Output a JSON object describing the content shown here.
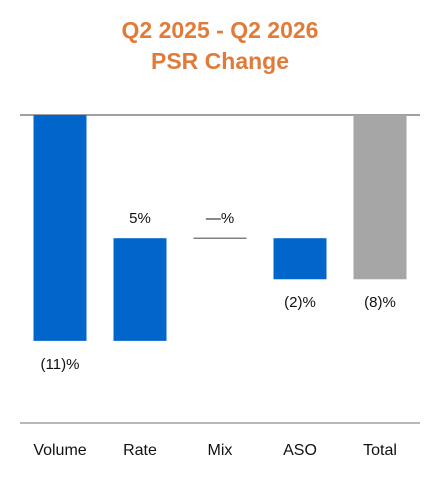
{
  "chart_data": {
    "type": "waterfall",
    "title": [
      "Q2 2025 - Q2 2026",
      "PSR Change"
    ],
    "categories": [
      "Volume",
      "Rate",
      "Mix",
      "ASO",
      "Total"
    ],
    "values": [
      -11,
      5,
      0,
      -2,
      -8
    ],
    "value_labels": [
      "(11)%",
      "5%",
      "—%",
      "(2)%",
      "(8)%"
    ],
    "colors": [
      "#0066cc",
      "#0066cc",
      "#0066cc",
      "#0066cc",
      "#a6a6a6"
    ],
    "ylim": [
      -15,
      0
    ]
  }
}
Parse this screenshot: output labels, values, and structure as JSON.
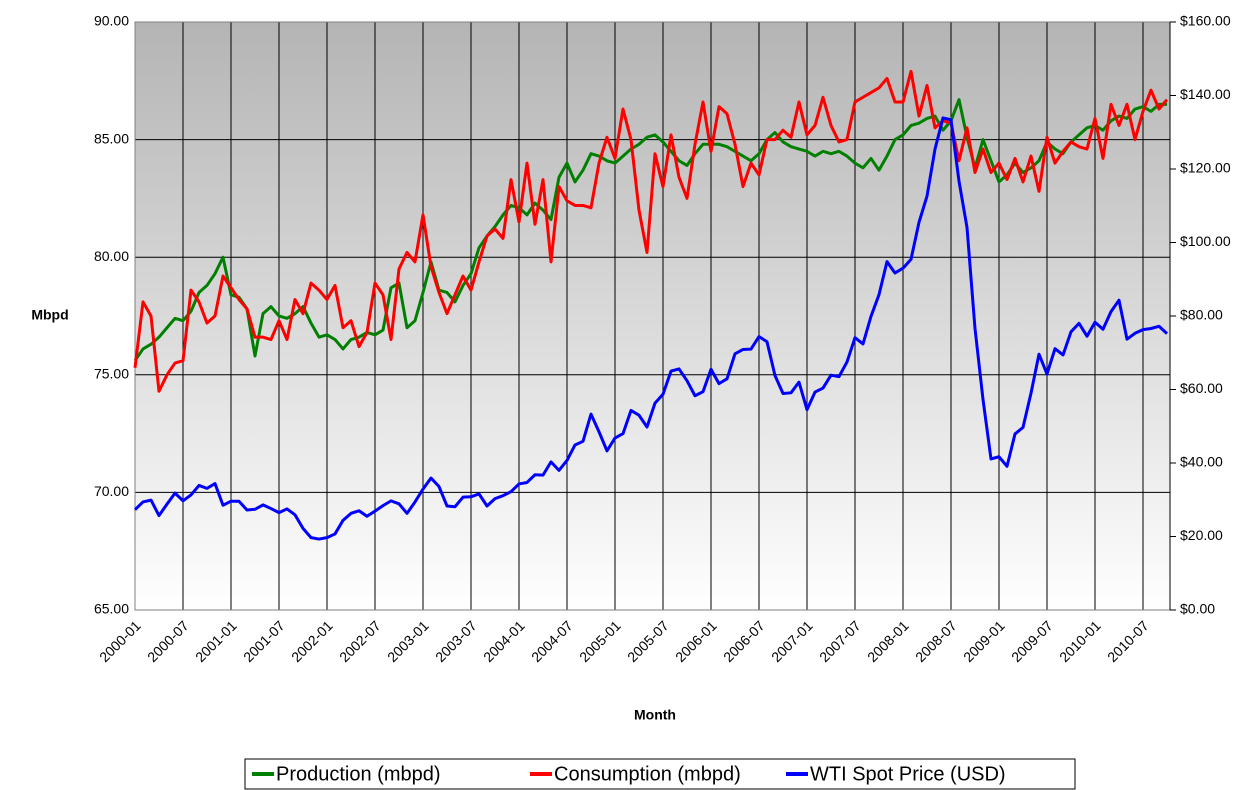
{
  "chart_data": {
    "type": "line",
    "y_label": "Mbpd",
    "x_label": "Month",
    "categories": [
      "2000-01",
      null,
      null,
      null,
      null,
      null,
      "2000-07",
      null,
      null,
      null,
      null,
      null,
      "2001-01",
      null,
      null,
      null,
      null,
      null,
      "2001-07",
      null,
      null,
      null,
      null,
      null,
      "2002-01",
      null,
      null,
      null,
      null,
      null,
      "2002-07",
      null,
      null,
      null,
      null,
      null,
      "2003-01",
      null,
      null,
      null,
      null,
      null,
      "2003-07",
      null,
      null,
      null,
      null,
      null,
      "2004-01",
      null,
      null,
      null,
      null,
      null,
      "2004-07",
      null,
      null,
      null,
      null,
      null,
      "2005-01",
      null,
      null,
      null,
      null,
      null,
      "2005-07",
      null,
      null,
      null,
      null,
      null,
      "2006-01",
      null,
      null,
      null,
      null,
      null,
      "2006-07",
      null,
      null,
      null,
      null,
      null,
      "2007-01",
      null,
      null,
      null,
      null,
      null,
      "2007-07",
      null,
      null,
      null,
      null,
      null,
      "2008-01",
      null,
      null,
      null,
      null,
      null,
      "2008-07",
      null,
      null,
      null,
      null,
      null,
      "2009-01",
      null,
      null,
      null,
      null,
      null,
      "2009-07",
      null,
      null,
      null,
      null,
      null,
      "2010-01",
      null,
      null,
      null,
      null,
      null,
      "2010-07",
      null,
      null,
      null
    ],
    "ylim": [
      65,
      90
    ],
    "yticks": [
      {
        "value": 65,
        "label": "65.00"
      },
      {
        "value": 70,
        "label": "70.00"
      },
      {
        "value": 75,
        "label": "75.00"
      },
      {
        "value": 80,
        "label": "80.00"
      },
      {
        "value": 85,
        "label": "85.00"
      },
      {
        "value": 90,
        "label": "90.00"
      }
    ],
    "y2lim": [
      0,
      160
    ],
    "y2ticks": [
      {
        "value": 0,
        "label": "$0.00"
      },
      {
        "value": 20,
        "label": "$20.00"
      },
      {
        "value": 40,
        "label": "$40.00"
      },
      {
        "value": 60,
        "label": "$60.00"
      },
      {
        "value": 80,
        "label": "$80.00"
      },
      {
        "value": 100,
        "label": "$100.00"
      },
      {
        "value": 120,
        "label": "$120.00"
      },
      {
        "value": 140,
        "label": "$140.00"
      },
      {
        "value": 160,
        "label": "$160.00"
      }
    ],
    "grid": true,
    "legend": "bottom",
    "series": [
      {
        "name": "Production (mbpd)",
        "color": "#008000",
        "values": [
          75.6,
          76.1,
          76.3,
          76.6,
          77.0,
          77.4,
          77.3,
          77.7,
          78.5,
          78.8,
          79.3,
          80.0,
          78.4,
          78.3,
          77.8,
          75.8,
          77.6,
          77.9,
          77.5,
          77.4,
          77.6,
          77.9,
          77.2,
          76.6,
          76.7,
          76.5,
          76.1,
          76.5,
          76.6,
          76.8,
          76.7,
          76.9,
          78.7,
          78.9,
          77.0,
          77.3,
          78.5,
          79.8,
          78.6,
          78.5,
          78.1,
          78.8,
          79.3,
          80.4,
          80.9,
          81.3,
          81.8,
          82.2,
          82.1,
          81.8,
          82.3,
          82.0,
          81.6,
          83.4,
          84.0,
          83.2,
          83.7,
          84.4,
          84.3,
          84.1,
          84.0,
          84.3,
          84.6,
          84.8,
          85.1,
          85.2,
          84.9,
          84.5,
          84.1,
          83.9,
          84.4,
          84.8,
          84.8,
          84.8,
          84.7,
          84.5,
          84.3,
          84.1,
          84.4,
          85.0,
          85.3,
          84.9,
          84.7,
          84.6,
          84.5,
          84.3,
          84.5,
          84.4,
          84.5,
          84.3,
          84.0,
          83.8,
          84.2,
          83.7,
          84.3,
          85.0,
          85.2,
          85.6,
          85.7,
          85.9,
          86.0,
          85.4,
          85.8,
          86.7,
          85.1,
          83.8,
          85.0,
          84.1,
          83.2,
          83.5,
          84.0,
          83.6,
          83.8,
          84.1,
          84.9,
          84.6,
          84.4,
          84.9,
          85.2,
          85.5,
          85.6,
          85.4,
          85.8,
          86.0,
          85.9,
          86.3,
          86.4,
          86.2,
          86.5,
          86.5
        ]
      },
      {
        "name": "Consumption (mbpd)",
        "color": "#ff0000",
        "values": [
          75.3,
          78.1,
          77.5,
          74.3,
          75.0,
          75.5,
          75.6,
          78.6,
          78.1,
          77.2,
          77.5,
          79.2,
          78.7,
          78.2,
          77.8,
          76.6,
          76.6,
          76.5,
          77.3,
          76.5,
          78.2,
          77.6,
          78.9,
          78.6,
          78.2,
          78.8,
          77.0,
          77.3,
          76.2,
          76.8,
          78.9,
          78.4,
          76.5,
          79.5,
          80.2,
          79.8,
          81.8,
          79.6,
          78.5,
          77.6,
          78.4,
          79.2,
          78.6,
          79.8,
          80.9,
          81.2,
          80.8,
          83.3,
          81.5,
          84.0,
          81.4,
          83.3,
          79.8,
          83.0,
          82.4,
          82.2,
          82.2,
          82.1,
          84.0,
          85.1,
          84.2,
          86.3,
          85.0,
          82.0,
          80.2,
          84.4,
          83.0,
          85.2,
          83.4,
          82.5,
          84.8,
          86.6,
          84.5,
          86.4,
          86.1,
          84.8,
          83.0,
          84.0,
          83.5,
          85.0,
          85.0,
          85.4,
          85.1,
          86.6,
          85.2,
          85.6,
          86.8,
          85.6,
          84.9,
          85.0,
          86.6,
          86.8,
          87.0,
          87.2,
          87.6,
          86.6,
          86.6,
          87.9,
          86.0,
          87.3,
          85.5,
          85.8,
          85.7,
          84.1,
          85.5,
          83.6,
          84.6,
          83.6,
          84.0,
          83.3,
          84.2,
          83.2,
          84.3,
          82.8,
          85.1,
          84.0,
          84.5,
          84.9,
          84.7,
          84.6,
          85.9,
          84.2,
          86.5,
          85.6,
          86.5,
          85.0,
          86.2,
          87.1,
          86.3,
          86.7
        ]
      },
      {
        "name": "WTI Spot Price (USD)",
        "color": "#0000ff",
        "axis": "y2",
        "values": [
          27.3,
          29.4,
          29.9,
          25.7,
          28.8,
          31.8,
          29.7,
          31.3,
          33.9,
          33.1,
          34.4,
          28.5,
          29.6,
          29.6,
          27.2,
          27.4,
          28.6,
          27.6,
          26.5,
          27.5,
          25.9,
          22.2,
          19.7,
          19.3,
          19.7,
          20.7,
          24.4,
          26.3,
          27.0,
          25.5,
          26.9,
          28.4,
          29.7,
          28.9,
          26.3,
          29.4,
          32.9,
          35.9,
          33.6,
          28.3,
          28.1,
          30.7,
          30.8,
          31.6,
          28.3,
          30.3,
          31.1,
          32.2,
          34.3,
          34.7,
          36.8,
          36.7,
          40.3,
          38.0,
          40.7,
          44.9,
          45.9,
          53.3,
          48.5,
          43.3,
          46.8,
          48.0,
          54.3,
          53.0,
          49.8,
          56.3,
          58.7,
          65.0,
          65.6,
          62.4,
          58.3,
          59.4,
          65.5,
          61.6,
          62.9,
          69.7,
          70.9,
          71.0,
          74.4,
          73.0,
          63.8,
          58.9,
          59.1,
          62.0,
          54.5,
          59.3,
          60.4,
          63.9,
          63.5,
          67.5,
          74.1,
          72.4,
          79.9,
          85.8,
          94.8,
          91.7,
          93.0,
          95.4,
          105.5,
          112.6,
          125.4,
          133.9,
          133.4,
          116.7,
          104.1,
          76.6,
          57.3,
          41.1,
          41.7,
          39.1,
          47.9,
          49.7,
          59.0,
          69.6,
          64.2,
          71.1,
          69.4,
          75.7,
          78.0,
          74.5,
          78.3,
          76.4,
          81.2,
          84.3,
          73.7,
          75.3,
          76.3,
          76.6,
          77.2,
          75.2
        ]
      }
    ]
  }
}
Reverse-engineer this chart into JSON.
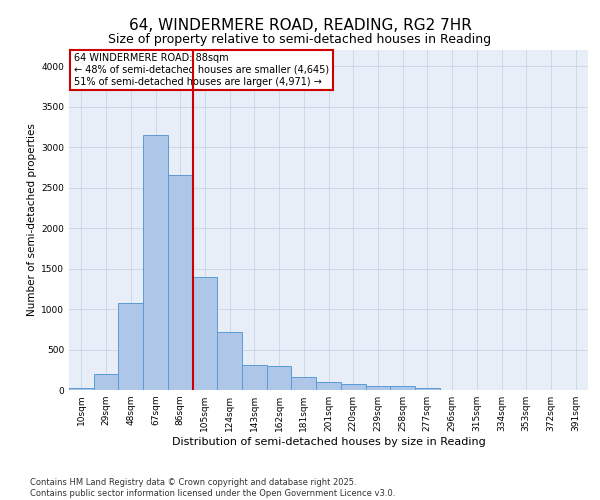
{
  "title_line1": "64, WINDERMERE ROAD, READING, RG2 7HR",
  "title_line2": "Size of property relative to semi-detached houses in Reading",
  "xlabel": "Distribution of semi-detached houses by size in Reading",
  "ylabel": "Number of semi-detached properties",
  "categories": [
    "10sqm",
    "29sqm",
    "48sqm",
    "67sqm",
    "86sqm",
    "105sqm",
    "124sqm",
    "143sqm",
    "162sqm",
    "181sqm",
    "201sqm",
    "220sqm",
    "239sqm",
    "258sqm",
    "277sqm",
    "296sqm",
    "315sqm",
    "334sqm",
    "353sqm",
    "372sqm",
    "391sqm"
  ],
  "values": [
    20,
    200,
    1080,
    3150,
    2650,
    1390,
    720,
    310,
    300,
    160,
    100,
    75,
    55,
    50,
    20,
    0,
    0,
    0,
    0,
    0,
    0
  ],
  "bar_color": "#aec6e8",
  "bar_edge_color": "#5b9bd5",
  "vline_color": "#cc0000",
  "vline_pos": 4.5,
  "annotation_text": "64 WINDERMERE ROAD: 88sqm\n← 48% of semi-detached houses are smaller (4,645)\n51% of semi-detached houses are larger (4,971) →",
  "annotation_box_color": "#ffffff",
  "annotation_box_edge": "#cc0000",
  "ylim": [
    0,
    4200
  ],
  "yticks": [
    0,
    500,
    1000,
    1500,
    2000,
    2500,
    3000,
    3500,
    4000
  ],
  "background_color": "#e8eef7",
  "footer_line1": "Contains HM Land Registry data © Crown copyright and database right 2025.",
  "footer_line2": "Contains public sector information licensed under the Open Government Licence v3.0.",
  "title_fontsize": 11,
  "subtitle_fontsize": 9,
  "ylabel_fontsize": 7.5,
  "xlabel_fontsize": 8,
  "tick_fontsize": 6.5,
  "footer_fontsize": 6,
  "annot_fontsize": 7
}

***

◆ Written problem ◆
Search the lines above for the string "detached", then show every one that has it.

◆ Response to the task ◆
  "title_line2": "Size of property relative to semi-detached houses in Reading",
  "xlabel": "Distribution of semi-detached houses by size in Reading",
  "ylabel": "Number of semi-detached properties",
  "annotation_text": "64 WINDERMERE ROAD: 88sqm\n← 48% of semi-detached houses are smaller (4,645)\n51% of semi-detached houses are larger (4,971) →",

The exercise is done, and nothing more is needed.